> **Given passage**
--------------------

“DIRTY DEEDS” (2002) Review

Below is my review of the 2002 Australian gangster movie set in the late 1960s called ”DIRTY DEEDS”

“DIRTY DEEDS” (2002) Review

Written and directed by David Caesar, the 2002 movie ”DIRTY DEEDS” is a gangster comedy about an Australian mobster who finds himself besieged by the American Mafia when his lucrative casino business, buoyed by the influx of U.S. soldiers in town for R&R during their tours in Vietnam in 1969, attracts their attention. The comedy starred Bryan Brown, Toni Collette, John Goodman, Sam Worthington and Sam Neill.

--------------------

> **Task instructions**
1. List every actor the movie review names as starring in the film.
2. From the movie review, quote the passage starting with "Below is my" and going on through "and Sam Neill.".
The records are not needed for this work.

--------------------

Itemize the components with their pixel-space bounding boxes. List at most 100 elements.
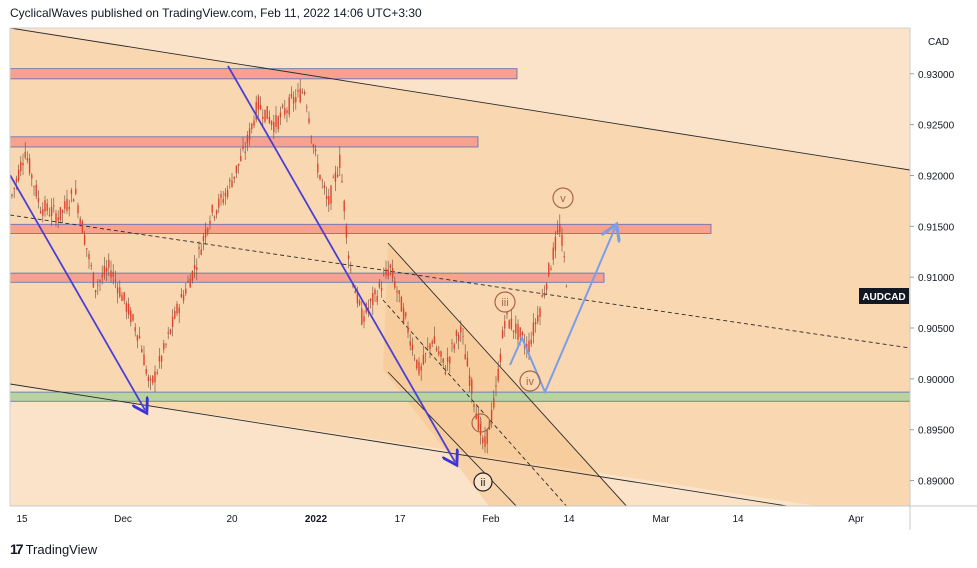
candle-body <box>275 115 277 127</box>
candle-body <box>39 211 42 213</box>
candle-body <box>343 200 345 212</box>
candle-body <box>235 165 238 174</box>
candle-body <box>429 343 431 350</box>
candle-body <box>273 122 275 132</box>
candle-body <box>163 343 165 350</box>
candle-body <box>220 194 222 199</box>
candle-body <box>169 329 172 334</box>
candle-body <box>537 315 539 322</box>
svg-text:iv: iv <box>526 376 534 388</box>
candle-body <box>312 144 315 148</box>
price-tick-label: 0.89000 <box>918 477 955 488</box>
candle-body <box>185 288 187 294</box>
candle-body <box>545 283 548 290</box>
candle-body <box>332 177 334 179</box>
time-tick-label: 20 <box>226 514 238 525</box>
candle-body <box>387 269 389 277</box>
candle-body <box>561 234 563 246</box>
candle-body <box>90 265 92 267</box>
candle-body <box>506 312 508 315</box>
candle-body <box>321 180 323 182</box>
svg-text:ii: ii <box>481 477 486 489</box>
zone-resistance-1 <box>10 136 479 148</box>
candle-body <box>105 267 108 272</box>
candle-body <box>86 248 88 250</box>
price-tick-label: 0.90000 <box>918 375 955 386</box>
candle-body <box>244 151 246 153</box>
candle-body <box>565 286 568 288</box>
candle-body <box>77 205 79 214</box>
candle-body <box>530 339 532 345</box>
candle-body <box>510 318 513 330</box>
candle-body <box>328 196 330 205</box>
candle-body <box>475 413 477 420</box>
candle-body <box>358 300 361 305</box>
candle-body <box>262 116 264 119</box>
candle-body <box>356 290 359 304</box>
candle-body <box>385 268 387 276</box>
candle-body <box>310 136 312 138</box>
candle-body <box>158 355 161 362</box>
candle-body <box>554 237 557 251</box>
candle-body <box>136 335 139 341</box>
candle-body <box>248 128 251 140</box>
wave-line-2 <box>227 65 455 462</box>
candle-body <box>493 397 495 408</box>
candle-body <box>292 96 295 104</box>
candle-body <box>279 112 282 118</box>
candle-body <box>141 349 143 353</box>
candle-body <box>81 221 84 234</box>
candle-body <box>457 334 460 341</box>
candle-body <box>413 358 416 360</box>
price-axis[interactable]: 0.93000 0.92500 0.92000 0.91500 0.91000 0.905… <box>910 70 955 488</box>
symbol-badge-bg <box>859 288 909 304</box>
candle-body <box>297 90 299 92</box>
candle-body <box>319 174 321 180</box>
candle-body <box>99 280 101 282</box>
candle-body <box>237 163 240 166</box>
candle-body <box>213 216 216 218</box>
candle-body <box>57 217 59 221</box>
candle-body <box>400 296 403 312</box>
candle-body <box>550 268 552 270</box>
candle-body <box>229 179 231 182</box>
candle-body <box>380 287 383 291</box>
candle-body <box>367 307 370 310</box>
time-axis[interactable]: 15 Dec 20 2022 17 Feb 14 Mar 14 Apr <box>16 514 864 525</box>
candle-body <box>497 368 499 381</box>
time-tick-label: 15 <box>16 514 28 525</box>
price-tick-label: 0.93000 <box>918 70 955 81</box>
price-tick-label: 0.91000 <box>918 273 955 284</box>
candle-body <box>209 220 211 225</box>
candle-body <box>411 344 414 351</box>
candle-body <box>339 154 341 168</box>
candle-body <box>286 110 288 113</box>
candle-body <box>376 295 378 302</box>
candle-body <box>53 205 55 207</box>
candle-body <box>171 316 174 327</box>
candle-body <box>466 357 469 367</box>
projection-path <box>509 228 615 395</box>
candle-body <box>317 163 319 173</box>
candle-body <box>347 255 350 260</box>
candle-body <box>145 369 147 374</box>
candle-body <box>484 436 486 447</box>
candle-body <box>486 428 488 444</box>
candle-body <box>519 327 521 337</box>
candle-body <box>325 195 328 200</box>
candle-body <box>528 340 530 353</box>
candle-body <box>191 271 194 281</box>
candle-body <box>226 189 229 198</box>
candle-body <box>26 158 29 161</box>
candle-body <box>189 278 191 288</box>
candle-body <box>15 178 18 182</box>
candle-body <box>46 203 48 211</box>
tradingview-logo[interactable]: 17 TradingView <box>10 541 97 557</box>
candle-body <box>259 104 262 110</box>
candle-body <box>334 172 337 182</box>
candle-body <box>409 341 411 346</box>
candle-body <box>264 109 266 122</box>
time-tick-label: 17 <box>394 514 406 525</box>
candle-body <box>473 404 475 408</box>
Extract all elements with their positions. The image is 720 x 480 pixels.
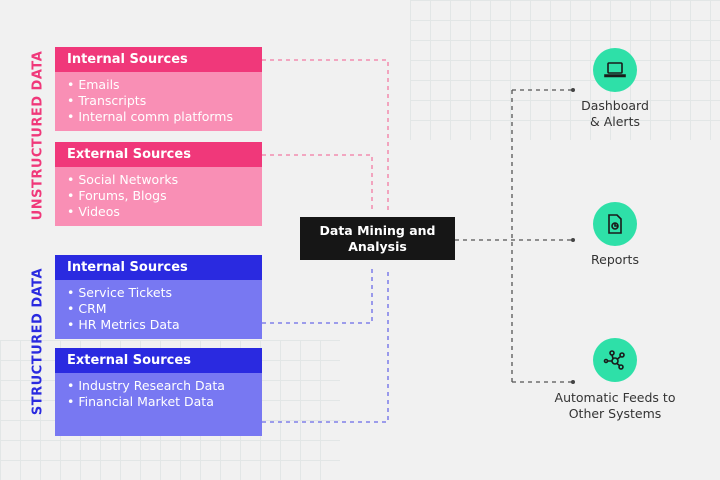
list-item: CRM: [67, 301, 262, 317]
grid-background-top-right: [410, 0, 720, 140]
connector-unstructured-internal: [262, 59, 389, 212]
label-line1: Reports: [591, 252, 639, 267]
connector-structured-internal: [262, 268, 373, 324]
label-line1: Dashboard: [581, 98, 649, 113]
list-item: HR Metrics Data: [67, 317, 262, 333]
list-item: Financial Market Data: [67, 394, 262, 410]
structured-external-sources: External Sources Industry Research Data …: [55, 348, 262, 436]
unstructured-external-sources: External Sources Social Networks Forums,…: [55, 142, 262, 226]
list-item: Industry Research Data: [67, 378, 262, 394]
box-title: Internal Sources: [55, 255, 262, 280]
list-item: Forums, Blogs: [67, 188, 262, 204]
output-dashboard-label: Dashboard & Alerts: [535, 98, 695, 130]
list-item: Service Tickets: [67, 285, 262, 301]
box-title: External Sources: [55, 348, 262, 373]
label-line1: Automatic Feeds to: [554, 390, 676, 405]
output-reports-label: Reports: [535, 252, 695, 268]
data-mining-analysis-box: Data Mining and Analysis: [300, 217, 455, 260]
unstructured-data-label: UNSTRUCTURED DATA: [30, 50, 46, 221]
center-line2: Analysis: [348, 238, 407, 254]
list-item: Social Networks: [67, 172, 262, 188]
list-item: Videos: [67, 204, 262, 220]
structured-data-label: STRUCTURED DATA: [30, 267, 46, 416]
structured-internal-sources: Internal Sources Service Tickets CRM HR …: [55, 255, 262, 339]
box-title: External Sources: [55, 142, 262, 167]
center-line1: Data Mining and: [319, 222, 436, 238]
connector-structured-external: [262, 268, 389, 423]
list-item: Transcripts: [67, 93, 262, 109]
report-icon: [593, 202, 637, 246]
unstructured-internal-sources: Internal Sources Emails Transcripts Inte…: [55, 47, 262, 131]
laptop-icon: [593, 48, 637, 92]
network-icon: [593, 338, 637, 382]
box-title: Internal Sources: [55, 47, 262, 72]
list-item: Emails: [67, 77, 262, 93]
label-line2: Other Systems: [568, 406, 662, 421]
list-item: Internal comm platforms: [67, 109, 262, 125]
connector-unstructured-external: [262, 154, 373, 212]
label-line2: & Alerts: [590, 114, 640, 129]
output-feeds-label: Automatic Feeds to Other Systems: [535, 390, 695, 422]
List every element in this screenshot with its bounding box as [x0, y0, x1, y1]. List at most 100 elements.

--------------------

> **Per-task outputs**
1. Bryan Brown, Toni Collette, John Goodman, Sam Worthington, Sam Neill

2.
Below is my review of the 2002 Australian gangster movie set in the late 1960s called ”DIRTY DEEDS”

“DIRTY DEEDS” (2002) Review

Written and directed by David Caesar, the 2002 movie ”DIRTY DEEDS” is a gangster comedy about an Australian mobster who finds himself besieged by the American Mafia when his lucrative casino business, buoyed by the influx of U.S. soldiers in town for R&R during their tours in Vietnam in 1969, attracts their attention. The comedy starred Bryan Brown, Toni Collette, John Goodman, Sam Worthington and Sam Neill.